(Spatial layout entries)
[start]
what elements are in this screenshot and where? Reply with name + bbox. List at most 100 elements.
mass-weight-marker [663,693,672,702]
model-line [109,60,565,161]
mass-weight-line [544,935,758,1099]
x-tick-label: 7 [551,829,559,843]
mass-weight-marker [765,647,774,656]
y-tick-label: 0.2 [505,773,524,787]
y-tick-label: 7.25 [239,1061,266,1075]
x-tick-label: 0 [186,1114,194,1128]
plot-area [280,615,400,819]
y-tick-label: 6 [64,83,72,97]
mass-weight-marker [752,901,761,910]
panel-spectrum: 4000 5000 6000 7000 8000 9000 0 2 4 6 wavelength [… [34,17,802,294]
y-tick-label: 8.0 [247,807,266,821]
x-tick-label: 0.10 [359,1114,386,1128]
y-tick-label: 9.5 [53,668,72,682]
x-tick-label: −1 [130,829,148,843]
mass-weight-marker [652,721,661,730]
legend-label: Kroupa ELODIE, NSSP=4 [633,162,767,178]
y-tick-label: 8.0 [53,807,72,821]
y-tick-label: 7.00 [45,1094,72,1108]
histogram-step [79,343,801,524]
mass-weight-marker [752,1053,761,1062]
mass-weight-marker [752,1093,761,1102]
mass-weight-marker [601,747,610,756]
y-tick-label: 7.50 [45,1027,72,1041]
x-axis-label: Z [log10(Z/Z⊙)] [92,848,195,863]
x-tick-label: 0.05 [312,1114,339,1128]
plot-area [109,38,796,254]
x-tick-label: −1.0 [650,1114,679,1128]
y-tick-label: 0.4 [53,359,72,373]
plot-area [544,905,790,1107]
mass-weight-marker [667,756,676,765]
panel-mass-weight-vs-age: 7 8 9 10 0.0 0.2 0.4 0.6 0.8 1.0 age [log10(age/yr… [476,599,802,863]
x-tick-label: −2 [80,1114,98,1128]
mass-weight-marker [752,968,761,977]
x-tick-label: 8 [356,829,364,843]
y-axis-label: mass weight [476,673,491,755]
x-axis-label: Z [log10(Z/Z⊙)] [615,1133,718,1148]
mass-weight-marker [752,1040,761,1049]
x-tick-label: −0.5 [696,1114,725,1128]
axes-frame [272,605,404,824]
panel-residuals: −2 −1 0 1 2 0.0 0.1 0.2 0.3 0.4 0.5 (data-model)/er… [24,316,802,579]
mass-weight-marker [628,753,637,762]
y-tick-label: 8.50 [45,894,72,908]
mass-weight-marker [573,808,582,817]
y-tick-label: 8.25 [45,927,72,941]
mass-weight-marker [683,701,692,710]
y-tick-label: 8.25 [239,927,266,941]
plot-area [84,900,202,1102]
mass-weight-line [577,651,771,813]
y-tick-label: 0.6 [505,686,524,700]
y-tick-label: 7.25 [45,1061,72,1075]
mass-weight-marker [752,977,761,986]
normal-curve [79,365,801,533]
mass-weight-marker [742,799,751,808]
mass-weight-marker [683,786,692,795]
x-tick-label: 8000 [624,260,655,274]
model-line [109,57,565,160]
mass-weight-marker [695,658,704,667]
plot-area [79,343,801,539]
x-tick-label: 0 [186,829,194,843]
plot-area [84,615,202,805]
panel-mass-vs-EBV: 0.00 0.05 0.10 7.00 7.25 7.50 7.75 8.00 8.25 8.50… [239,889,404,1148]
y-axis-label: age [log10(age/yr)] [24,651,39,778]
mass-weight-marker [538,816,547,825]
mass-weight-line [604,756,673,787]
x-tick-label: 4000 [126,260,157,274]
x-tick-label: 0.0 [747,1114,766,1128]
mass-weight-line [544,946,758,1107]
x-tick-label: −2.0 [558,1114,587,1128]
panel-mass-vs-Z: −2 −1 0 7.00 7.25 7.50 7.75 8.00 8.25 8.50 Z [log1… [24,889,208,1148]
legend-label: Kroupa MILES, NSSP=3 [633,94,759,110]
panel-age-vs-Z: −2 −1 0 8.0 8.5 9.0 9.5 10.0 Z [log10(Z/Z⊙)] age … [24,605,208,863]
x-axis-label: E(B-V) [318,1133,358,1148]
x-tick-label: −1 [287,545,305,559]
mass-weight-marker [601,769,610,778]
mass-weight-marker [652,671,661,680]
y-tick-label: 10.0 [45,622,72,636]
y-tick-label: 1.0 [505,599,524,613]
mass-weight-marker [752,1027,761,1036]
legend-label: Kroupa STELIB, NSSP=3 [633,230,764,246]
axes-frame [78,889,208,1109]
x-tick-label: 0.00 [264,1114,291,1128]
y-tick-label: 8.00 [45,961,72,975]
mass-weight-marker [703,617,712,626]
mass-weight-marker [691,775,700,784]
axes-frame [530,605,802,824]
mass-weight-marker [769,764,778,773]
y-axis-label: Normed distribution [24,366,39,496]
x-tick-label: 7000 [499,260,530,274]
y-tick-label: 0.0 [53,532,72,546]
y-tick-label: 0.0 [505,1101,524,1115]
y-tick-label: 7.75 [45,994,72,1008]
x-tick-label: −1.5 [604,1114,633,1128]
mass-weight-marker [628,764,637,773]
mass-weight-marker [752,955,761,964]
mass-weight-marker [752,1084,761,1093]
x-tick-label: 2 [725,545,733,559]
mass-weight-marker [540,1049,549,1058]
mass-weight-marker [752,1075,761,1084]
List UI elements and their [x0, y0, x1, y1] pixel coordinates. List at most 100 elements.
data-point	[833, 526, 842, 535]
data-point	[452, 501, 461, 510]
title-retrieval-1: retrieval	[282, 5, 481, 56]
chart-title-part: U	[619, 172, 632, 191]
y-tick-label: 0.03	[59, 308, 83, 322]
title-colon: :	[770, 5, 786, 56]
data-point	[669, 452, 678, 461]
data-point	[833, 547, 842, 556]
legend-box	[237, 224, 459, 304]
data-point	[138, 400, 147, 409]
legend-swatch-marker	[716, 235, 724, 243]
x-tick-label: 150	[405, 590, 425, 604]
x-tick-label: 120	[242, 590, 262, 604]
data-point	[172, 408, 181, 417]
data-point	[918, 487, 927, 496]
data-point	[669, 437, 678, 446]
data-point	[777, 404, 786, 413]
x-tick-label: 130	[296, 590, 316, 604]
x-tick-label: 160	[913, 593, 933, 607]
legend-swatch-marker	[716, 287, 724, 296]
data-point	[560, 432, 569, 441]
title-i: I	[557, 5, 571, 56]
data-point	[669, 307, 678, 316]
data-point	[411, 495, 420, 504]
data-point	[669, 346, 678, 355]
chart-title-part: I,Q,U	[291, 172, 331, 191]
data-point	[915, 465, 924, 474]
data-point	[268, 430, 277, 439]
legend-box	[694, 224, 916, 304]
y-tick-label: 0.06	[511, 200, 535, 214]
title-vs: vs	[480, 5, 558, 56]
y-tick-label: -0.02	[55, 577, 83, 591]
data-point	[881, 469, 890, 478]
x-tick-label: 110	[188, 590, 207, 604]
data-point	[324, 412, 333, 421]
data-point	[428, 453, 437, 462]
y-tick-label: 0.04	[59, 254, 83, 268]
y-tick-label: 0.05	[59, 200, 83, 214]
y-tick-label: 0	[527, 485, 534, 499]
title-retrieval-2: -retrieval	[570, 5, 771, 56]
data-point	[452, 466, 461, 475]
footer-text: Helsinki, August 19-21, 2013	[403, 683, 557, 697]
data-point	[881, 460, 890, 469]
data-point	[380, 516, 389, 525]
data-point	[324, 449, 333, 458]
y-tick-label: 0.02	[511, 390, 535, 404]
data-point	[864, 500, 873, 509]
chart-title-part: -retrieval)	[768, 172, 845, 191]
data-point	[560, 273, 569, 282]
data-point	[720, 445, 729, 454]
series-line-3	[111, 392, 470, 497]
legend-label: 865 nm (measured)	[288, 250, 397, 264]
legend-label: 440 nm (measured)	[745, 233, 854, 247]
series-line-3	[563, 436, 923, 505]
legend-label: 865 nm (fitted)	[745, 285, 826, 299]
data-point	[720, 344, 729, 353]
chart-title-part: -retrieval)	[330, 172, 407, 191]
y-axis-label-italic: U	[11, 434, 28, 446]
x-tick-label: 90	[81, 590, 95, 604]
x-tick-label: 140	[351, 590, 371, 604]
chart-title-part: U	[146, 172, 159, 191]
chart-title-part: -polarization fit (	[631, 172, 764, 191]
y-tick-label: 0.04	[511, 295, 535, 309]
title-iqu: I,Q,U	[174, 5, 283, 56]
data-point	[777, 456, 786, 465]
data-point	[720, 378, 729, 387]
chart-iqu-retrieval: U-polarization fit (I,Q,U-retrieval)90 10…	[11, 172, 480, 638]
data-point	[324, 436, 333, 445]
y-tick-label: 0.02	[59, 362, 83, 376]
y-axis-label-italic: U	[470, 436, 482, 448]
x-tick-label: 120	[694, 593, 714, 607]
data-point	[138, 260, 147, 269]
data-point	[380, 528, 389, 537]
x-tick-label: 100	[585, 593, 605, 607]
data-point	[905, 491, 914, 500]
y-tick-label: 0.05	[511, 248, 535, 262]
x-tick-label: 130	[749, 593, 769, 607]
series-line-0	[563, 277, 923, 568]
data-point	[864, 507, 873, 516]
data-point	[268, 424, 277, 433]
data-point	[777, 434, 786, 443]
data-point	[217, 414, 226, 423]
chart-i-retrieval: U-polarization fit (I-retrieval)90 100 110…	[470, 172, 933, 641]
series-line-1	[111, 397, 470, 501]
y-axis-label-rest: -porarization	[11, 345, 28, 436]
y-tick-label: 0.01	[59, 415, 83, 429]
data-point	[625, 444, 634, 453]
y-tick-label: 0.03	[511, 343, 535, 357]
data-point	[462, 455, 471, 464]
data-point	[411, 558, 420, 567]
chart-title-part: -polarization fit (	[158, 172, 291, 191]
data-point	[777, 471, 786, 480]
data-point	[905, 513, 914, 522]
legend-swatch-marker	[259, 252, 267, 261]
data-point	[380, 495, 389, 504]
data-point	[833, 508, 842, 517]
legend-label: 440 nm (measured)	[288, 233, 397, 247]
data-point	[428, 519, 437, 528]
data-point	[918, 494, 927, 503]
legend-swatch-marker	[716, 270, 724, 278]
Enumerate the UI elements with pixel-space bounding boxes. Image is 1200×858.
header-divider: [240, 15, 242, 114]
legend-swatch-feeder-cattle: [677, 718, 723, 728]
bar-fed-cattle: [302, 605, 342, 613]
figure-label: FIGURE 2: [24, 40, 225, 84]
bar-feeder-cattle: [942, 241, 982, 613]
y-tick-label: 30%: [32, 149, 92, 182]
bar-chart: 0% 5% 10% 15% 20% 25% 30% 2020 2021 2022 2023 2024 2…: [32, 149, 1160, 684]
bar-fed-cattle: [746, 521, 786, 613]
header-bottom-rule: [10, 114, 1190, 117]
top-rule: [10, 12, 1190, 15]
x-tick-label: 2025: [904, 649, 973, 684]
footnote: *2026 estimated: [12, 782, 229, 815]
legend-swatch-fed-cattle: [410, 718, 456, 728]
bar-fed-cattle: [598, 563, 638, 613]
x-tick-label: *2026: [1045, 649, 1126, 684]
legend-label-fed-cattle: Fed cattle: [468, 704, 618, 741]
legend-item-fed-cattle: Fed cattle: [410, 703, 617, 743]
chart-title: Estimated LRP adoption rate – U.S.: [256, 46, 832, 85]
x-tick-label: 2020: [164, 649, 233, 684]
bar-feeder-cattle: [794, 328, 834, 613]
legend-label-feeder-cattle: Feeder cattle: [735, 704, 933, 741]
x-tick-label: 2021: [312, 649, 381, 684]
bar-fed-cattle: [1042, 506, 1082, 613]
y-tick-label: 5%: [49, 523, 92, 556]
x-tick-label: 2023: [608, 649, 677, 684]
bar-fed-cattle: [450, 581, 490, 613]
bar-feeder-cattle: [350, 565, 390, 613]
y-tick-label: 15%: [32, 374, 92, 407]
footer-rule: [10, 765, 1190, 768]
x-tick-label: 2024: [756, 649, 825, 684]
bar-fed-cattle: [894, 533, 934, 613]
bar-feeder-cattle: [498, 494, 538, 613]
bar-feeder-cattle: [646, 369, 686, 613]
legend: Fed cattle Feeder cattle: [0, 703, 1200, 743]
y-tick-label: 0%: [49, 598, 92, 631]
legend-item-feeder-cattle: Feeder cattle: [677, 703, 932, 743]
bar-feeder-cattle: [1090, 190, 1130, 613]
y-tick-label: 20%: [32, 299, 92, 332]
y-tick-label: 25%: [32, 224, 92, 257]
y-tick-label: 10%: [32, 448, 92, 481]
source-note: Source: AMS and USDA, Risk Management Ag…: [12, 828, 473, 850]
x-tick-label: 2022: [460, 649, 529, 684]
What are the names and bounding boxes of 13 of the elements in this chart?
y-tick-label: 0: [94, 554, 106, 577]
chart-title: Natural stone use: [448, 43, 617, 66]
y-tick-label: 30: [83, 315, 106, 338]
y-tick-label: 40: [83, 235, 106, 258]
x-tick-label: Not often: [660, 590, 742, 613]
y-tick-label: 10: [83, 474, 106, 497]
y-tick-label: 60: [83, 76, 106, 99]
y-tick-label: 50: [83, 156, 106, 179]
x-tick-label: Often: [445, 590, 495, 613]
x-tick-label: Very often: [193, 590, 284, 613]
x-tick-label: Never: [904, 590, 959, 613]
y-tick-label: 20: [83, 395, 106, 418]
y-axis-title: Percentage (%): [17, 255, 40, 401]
[end]
Copy out the records above word for word, from the start of the records through the line "x-tick-label: 0 [186,1114,194,1128]", including both ends.

- _Result of this exercise_
what elements are in this screenshot and where? Reply with name + bbox. List at most 100 elements.
mass-weight-marker [663,693,672,702]
model-line [109,60,565,161]
mass-weight-line [544,935,758,1099]
x-tick-label: 7 [551,829,559,843]
mass-weight-marker [765,647,774,656]
y-tick-label: 0.2 [505,773,524,787]
y-tick-label: 7.25 [239,1061,266,1075]
x-tick-label: 0 [186,1114,194,1128]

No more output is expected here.